Among the records below, find each line that includes the string "Período" and copy it.

⟨

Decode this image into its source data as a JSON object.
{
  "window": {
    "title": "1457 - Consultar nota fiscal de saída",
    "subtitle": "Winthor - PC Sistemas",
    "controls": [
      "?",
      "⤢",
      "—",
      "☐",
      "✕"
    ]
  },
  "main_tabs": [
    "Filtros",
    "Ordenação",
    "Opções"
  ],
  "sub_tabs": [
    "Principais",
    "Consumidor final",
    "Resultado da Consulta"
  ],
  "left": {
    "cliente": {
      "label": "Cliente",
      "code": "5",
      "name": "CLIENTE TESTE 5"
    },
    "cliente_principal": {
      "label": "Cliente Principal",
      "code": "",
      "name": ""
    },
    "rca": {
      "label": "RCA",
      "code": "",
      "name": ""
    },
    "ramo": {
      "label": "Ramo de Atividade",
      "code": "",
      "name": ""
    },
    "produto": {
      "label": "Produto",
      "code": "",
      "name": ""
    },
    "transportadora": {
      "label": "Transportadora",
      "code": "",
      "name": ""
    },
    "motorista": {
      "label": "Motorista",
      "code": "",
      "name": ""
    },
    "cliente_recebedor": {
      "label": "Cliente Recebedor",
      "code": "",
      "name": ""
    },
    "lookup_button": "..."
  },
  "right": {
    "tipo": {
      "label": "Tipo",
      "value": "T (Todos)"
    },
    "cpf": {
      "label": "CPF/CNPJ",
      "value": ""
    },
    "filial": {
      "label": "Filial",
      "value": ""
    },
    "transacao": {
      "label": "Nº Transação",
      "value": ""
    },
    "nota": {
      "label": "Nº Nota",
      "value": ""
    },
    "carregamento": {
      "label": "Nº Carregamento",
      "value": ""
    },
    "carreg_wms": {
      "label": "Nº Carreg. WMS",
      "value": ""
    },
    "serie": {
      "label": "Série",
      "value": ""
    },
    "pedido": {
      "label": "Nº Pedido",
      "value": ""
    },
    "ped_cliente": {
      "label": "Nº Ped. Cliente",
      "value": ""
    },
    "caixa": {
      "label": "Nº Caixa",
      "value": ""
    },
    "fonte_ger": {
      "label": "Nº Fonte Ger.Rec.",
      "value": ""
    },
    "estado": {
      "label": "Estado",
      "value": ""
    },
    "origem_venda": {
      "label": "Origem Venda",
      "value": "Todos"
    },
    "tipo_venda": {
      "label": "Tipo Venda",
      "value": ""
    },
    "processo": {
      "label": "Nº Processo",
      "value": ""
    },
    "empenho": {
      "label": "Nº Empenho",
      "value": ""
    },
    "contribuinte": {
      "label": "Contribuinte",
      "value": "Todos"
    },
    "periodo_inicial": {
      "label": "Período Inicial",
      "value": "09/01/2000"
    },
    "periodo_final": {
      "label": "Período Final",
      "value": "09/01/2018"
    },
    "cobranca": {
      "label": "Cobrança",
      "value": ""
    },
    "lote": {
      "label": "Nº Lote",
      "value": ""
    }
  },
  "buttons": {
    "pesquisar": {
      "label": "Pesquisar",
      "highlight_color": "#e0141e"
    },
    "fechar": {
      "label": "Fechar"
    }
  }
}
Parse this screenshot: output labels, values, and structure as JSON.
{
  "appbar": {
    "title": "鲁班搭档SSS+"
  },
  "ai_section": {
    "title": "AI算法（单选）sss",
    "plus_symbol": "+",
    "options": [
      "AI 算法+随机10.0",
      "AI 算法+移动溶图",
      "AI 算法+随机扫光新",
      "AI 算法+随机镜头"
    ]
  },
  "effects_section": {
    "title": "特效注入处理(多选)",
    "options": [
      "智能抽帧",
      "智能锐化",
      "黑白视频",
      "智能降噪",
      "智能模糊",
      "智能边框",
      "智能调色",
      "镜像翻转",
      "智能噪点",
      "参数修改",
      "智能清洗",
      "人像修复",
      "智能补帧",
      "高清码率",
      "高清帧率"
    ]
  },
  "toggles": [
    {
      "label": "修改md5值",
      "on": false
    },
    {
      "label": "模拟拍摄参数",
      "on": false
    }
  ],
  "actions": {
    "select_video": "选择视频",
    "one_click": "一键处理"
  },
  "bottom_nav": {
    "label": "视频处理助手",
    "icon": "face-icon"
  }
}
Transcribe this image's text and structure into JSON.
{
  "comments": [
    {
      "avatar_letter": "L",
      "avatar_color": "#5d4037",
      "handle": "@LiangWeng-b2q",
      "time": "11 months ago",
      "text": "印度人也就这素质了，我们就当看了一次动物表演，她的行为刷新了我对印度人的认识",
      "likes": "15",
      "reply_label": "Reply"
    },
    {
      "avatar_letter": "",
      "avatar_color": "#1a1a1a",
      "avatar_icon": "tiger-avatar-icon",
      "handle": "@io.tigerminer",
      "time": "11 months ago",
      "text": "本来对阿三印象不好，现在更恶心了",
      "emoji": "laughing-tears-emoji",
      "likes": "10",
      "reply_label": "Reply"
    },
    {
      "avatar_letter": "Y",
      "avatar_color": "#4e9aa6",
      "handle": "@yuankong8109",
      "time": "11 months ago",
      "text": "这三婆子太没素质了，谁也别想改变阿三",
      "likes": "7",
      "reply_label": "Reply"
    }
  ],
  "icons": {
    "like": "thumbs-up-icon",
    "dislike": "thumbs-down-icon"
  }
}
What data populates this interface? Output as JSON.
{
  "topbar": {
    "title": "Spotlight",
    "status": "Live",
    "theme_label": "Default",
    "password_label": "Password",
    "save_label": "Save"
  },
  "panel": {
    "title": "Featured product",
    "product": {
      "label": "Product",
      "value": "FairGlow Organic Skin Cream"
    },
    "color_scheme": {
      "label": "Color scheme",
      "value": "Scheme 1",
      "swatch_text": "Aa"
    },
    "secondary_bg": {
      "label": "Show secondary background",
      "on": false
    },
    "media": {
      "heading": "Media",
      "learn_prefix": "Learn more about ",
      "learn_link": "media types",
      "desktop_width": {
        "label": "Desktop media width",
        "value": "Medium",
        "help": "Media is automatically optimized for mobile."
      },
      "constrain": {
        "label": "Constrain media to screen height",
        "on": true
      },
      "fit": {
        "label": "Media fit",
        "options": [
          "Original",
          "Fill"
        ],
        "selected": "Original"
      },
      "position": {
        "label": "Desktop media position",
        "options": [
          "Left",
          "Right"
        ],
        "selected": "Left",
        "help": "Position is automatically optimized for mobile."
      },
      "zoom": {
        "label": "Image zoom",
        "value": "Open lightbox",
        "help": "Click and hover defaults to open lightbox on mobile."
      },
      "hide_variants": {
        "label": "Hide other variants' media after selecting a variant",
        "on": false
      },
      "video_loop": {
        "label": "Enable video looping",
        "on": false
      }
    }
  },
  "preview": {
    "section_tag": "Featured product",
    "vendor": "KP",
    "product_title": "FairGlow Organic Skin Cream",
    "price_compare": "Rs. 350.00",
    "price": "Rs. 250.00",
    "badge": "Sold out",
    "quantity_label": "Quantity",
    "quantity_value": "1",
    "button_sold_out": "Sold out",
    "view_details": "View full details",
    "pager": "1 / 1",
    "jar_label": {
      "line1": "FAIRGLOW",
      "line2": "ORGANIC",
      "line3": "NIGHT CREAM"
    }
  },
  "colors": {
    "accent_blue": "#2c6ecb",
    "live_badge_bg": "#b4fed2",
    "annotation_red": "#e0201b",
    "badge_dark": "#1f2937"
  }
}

⟩

| The solution |
      "label": "Período Inicial",
      "label": "Período Final",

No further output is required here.